_Given passage_
::::::::

Identification and characterization of integron mediated antibiotic resistance in pentachlorophenol degrading bacterium isolated from the chemostat.

A bacterial consortium was developed by continuous enrichment of microbial population isolated from sediment core of pulp and paper mill effluent in mineral salts medium (MSM) supplemented with pentachlorophenol (PCP) as sole source of carbon and energy in the chemostat. The consortia contained three bacterial strains. They were identified as Escherichia coli, Pseudomonas aeruginosa and Acinetobacter sp. by 16S rRNA gene sequence analysis. Acinetobacter sp. readily degraded PCP through the formation of tetrachloro-p-hydroquinone (TecH), 2-chloro-1,4-benzenediol and products of ortho ring cleavage detected by gas chromatograph/mass spectrometer (GC-MS). Out of the three acclimated PCP degrading bacterial strains only one strain, Acinetobacter sp. showed the presence of integron gene cassette as a marker of its stability and antibiotic resistance. The strain possessed a 4.17 kb amplicon with 22 ORF's. The plasmid isolated from the Acinetobacter sp. was subjected to shotgun cloning through restriction digestion by BamHI, HindIII and SalI, ligated to pUC19 vector and transformed into E. coli XLBlue1alpha, and finally selected on MSM containing PCP as sole source of carbon and energy with ampicillin as antibiotic marker. DNA sequence analysis of recombinant clones indicated homology with integron gene cassette and multiple antibiotic resistance genes.

::::::::

[Structured page parsing data]
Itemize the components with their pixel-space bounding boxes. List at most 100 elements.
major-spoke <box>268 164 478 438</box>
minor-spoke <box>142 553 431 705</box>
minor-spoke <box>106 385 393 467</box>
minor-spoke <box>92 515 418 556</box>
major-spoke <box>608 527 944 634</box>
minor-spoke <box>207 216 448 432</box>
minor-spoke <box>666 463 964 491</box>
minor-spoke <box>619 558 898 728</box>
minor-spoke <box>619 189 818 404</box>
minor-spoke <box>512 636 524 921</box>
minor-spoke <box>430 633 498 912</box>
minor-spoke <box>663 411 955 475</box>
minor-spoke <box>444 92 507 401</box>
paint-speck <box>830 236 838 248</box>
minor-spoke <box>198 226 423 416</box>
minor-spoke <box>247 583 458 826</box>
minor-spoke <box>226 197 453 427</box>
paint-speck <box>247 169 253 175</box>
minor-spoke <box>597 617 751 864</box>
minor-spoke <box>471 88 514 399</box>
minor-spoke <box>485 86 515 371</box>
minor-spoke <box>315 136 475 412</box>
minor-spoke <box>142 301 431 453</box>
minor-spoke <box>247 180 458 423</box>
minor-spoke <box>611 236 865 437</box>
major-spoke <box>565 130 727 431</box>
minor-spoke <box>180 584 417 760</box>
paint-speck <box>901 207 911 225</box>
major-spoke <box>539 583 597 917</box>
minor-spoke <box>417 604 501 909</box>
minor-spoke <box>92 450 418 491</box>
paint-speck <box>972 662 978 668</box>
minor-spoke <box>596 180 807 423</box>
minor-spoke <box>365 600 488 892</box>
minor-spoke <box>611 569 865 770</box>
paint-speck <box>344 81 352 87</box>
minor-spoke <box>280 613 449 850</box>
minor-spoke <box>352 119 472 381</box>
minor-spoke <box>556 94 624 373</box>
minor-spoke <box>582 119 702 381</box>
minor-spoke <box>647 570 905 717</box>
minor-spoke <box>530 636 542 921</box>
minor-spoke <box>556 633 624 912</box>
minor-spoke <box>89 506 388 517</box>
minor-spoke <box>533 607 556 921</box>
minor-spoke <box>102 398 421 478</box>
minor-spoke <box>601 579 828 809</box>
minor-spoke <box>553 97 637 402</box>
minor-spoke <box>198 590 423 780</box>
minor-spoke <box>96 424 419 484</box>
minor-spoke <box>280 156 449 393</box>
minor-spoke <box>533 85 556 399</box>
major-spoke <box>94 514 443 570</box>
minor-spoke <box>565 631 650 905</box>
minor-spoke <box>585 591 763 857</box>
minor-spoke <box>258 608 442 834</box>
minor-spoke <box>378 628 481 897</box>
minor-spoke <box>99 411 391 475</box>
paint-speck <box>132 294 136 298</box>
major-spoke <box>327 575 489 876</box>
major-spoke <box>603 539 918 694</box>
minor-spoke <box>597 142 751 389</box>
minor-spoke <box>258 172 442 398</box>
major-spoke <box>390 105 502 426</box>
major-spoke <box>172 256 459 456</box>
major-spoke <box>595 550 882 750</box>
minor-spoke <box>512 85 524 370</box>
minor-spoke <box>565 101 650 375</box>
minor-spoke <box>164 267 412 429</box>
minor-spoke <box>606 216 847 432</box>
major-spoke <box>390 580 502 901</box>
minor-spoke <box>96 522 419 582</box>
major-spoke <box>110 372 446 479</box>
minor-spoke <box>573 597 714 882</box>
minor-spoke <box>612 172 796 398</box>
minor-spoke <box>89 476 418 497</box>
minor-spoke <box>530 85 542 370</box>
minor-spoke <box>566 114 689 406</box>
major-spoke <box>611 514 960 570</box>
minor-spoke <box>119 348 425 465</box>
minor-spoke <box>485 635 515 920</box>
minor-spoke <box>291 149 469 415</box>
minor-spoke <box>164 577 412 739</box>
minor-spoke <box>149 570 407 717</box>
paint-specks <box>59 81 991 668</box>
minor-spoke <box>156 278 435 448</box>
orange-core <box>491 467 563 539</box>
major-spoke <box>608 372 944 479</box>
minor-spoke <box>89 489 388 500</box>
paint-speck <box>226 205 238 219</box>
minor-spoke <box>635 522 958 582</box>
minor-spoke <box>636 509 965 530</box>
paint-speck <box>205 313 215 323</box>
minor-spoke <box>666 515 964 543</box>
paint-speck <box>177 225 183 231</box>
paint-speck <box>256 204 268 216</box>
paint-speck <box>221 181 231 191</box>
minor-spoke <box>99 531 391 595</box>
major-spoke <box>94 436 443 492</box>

::::::::

_What this task involves_
List every restriction enzyme named in the abstract on pentachlorophenol-degrading bacteria. Answer from the abstract alone.

_Your solution_
BamHI, HindIII, SalI